State how many lines of the entries hold the string "магазине", and output nothing but that count.

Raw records
------------
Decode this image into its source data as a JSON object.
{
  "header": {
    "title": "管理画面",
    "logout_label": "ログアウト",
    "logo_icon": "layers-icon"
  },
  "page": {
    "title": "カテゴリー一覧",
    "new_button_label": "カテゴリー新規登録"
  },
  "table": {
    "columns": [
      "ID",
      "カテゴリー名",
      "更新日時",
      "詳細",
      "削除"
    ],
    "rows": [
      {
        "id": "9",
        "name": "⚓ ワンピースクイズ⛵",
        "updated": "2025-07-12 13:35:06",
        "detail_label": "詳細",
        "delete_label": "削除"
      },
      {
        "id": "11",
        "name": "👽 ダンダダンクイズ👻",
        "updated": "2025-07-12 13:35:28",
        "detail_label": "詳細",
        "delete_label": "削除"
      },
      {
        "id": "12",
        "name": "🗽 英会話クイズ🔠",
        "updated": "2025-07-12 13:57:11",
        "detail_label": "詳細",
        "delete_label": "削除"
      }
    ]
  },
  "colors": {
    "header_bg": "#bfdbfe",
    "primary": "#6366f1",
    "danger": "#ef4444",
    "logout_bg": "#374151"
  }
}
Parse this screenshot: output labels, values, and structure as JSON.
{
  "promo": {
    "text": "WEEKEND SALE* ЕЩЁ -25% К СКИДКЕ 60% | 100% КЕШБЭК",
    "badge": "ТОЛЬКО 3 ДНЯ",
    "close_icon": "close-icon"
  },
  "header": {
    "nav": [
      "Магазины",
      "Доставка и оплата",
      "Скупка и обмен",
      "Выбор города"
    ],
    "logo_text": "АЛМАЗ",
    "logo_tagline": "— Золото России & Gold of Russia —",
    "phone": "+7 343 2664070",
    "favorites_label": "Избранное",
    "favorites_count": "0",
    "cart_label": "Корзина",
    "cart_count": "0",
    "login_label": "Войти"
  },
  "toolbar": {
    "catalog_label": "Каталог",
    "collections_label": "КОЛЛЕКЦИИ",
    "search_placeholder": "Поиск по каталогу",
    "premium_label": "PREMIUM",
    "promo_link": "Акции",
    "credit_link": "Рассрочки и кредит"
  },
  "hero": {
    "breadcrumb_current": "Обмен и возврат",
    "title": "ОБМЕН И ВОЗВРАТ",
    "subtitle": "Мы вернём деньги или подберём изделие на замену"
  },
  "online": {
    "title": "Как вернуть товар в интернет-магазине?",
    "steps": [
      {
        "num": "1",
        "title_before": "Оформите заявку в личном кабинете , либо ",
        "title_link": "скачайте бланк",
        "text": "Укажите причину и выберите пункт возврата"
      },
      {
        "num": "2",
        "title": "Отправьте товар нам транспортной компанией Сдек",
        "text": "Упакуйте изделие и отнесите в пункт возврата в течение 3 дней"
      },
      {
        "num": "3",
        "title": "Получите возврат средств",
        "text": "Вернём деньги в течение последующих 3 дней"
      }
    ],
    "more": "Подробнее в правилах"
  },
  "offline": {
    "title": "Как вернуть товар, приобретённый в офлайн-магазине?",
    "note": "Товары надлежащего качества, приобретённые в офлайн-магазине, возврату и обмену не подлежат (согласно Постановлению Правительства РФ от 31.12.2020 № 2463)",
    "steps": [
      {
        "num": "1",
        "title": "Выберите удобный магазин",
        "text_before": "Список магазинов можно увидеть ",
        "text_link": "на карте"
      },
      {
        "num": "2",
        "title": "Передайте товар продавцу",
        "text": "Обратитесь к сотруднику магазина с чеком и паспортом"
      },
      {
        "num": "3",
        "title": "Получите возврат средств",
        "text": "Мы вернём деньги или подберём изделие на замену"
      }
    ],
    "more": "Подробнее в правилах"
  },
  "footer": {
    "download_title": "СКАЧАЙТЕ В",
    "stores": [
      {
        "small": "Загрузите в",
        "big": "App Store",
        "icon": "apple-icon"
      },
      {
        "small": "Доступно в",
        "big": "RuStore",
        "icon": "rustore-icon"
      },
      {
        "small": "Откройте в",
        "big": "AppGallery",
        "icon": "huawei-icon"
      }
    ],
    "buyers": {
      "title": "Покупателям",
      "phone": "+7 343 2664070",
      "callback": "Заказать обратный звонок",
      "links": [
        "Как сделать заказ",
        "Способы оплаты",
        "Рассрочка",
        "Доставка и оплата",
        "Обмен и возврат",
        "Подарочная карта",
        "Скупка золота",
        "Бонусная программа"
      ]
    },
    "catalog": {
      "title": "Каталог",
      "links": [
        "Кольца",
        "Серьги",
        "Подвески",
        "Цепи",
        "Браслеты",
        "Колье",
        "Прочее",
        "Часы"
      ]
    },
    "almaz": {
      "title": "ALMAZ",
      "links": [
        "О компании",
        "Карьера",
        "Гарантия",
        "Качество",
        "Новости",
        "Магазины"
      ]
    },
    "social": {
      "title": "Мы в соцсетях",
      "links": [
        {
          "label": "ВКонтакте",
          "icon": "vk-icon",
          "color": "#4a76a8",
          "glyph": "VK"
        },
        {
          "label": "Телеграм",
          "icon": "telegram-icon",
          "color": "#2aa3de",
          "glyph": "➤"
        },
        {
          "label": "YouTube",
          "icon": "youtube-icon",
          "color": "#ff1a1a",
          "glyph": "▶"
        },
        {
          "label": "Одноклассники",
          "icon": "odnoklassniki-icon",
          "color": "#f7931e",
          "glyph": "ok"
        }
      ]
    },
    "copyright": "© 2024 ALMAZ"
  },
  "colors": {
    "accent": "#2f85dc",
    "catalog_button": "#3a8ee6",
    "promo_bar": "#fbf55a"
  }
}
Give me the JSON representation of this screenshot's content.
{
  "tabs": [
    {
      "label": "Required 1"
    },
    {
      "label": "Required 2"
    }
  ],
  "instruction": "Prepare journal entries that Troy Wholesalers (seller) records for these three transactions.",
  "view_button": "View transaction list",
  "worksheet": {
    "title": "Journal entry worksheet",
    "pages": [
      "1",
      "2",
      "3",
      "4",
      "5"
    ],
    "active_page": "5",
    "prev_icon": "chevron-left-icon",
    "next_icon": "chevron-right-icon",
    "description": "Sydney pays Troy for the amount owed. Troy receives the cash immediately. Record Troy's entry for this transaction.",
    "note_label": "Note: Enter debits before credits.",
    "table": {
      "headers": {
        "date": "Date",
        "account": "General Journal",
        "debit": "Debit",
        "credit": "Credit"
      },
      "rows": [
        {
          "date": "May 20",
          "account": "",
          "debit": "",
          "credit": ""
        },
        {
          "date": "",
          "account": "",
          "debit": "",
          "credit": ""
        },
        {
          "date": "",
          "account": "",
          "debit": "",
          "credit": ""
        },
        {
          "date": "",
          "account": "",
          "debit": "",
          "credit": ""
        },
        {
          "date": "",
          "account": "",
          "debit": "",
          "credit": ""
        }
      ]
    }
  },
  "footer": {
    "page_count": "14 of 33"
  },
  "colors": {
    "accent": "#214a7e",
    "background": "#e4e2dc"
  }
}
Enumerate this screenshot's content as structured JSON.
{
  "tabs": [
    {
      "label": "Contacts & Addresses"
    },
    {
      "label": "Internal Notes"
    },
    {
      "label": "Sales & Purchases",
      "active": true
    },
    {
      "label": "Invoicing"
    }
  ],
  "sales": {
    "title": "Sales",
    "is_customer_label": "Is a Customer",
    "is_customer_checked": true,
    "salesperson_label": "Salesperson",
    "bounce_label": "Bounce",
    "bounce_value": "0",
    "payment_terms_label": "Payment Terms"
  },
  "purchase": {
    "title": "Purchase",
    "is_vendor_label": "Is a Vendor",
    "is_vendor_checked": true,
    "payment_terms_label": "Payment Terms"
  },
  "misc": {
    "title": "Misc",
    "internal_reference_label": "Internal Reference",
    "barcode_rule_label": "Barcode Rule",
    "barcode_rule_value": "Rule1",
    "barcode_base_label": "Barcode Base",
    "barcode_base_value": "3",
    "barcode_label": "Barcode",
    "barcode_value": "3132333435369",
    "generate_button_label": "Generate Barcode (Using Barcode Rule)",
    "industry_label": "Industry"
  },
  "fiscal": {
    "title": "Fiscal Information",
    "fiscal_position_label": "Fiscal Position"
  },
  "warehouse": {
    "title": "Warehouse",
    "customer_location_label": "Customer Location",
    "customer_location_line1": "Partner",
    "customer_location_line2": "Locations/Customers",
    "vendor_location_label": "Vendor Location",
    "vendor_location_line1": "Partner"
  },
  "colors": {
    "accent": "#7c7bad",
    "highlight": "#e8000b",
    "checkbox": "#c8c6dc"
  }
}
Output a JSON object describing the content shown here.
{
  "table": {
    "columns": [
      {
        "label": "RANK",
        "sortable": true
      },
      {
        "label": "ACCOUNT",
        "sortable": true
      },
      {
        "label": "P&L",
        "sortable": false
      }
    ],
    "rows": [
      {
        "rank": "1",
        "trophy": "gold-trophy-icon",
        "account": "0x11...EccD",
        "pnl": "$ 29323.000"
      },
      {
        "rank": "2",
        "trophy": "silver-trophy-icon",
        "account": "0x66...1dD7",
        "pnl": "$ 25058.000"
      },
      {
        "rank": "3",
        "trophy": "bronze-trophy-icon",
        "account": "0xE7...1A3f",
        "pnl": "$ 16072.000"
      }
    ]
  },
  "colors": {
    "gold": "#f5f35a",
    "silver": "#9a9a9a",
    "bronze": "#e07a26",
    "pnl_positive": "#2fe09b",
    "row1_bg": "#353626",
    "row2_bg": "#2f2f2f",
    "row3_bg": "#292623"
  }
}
------------
*FINAL RESULT*
3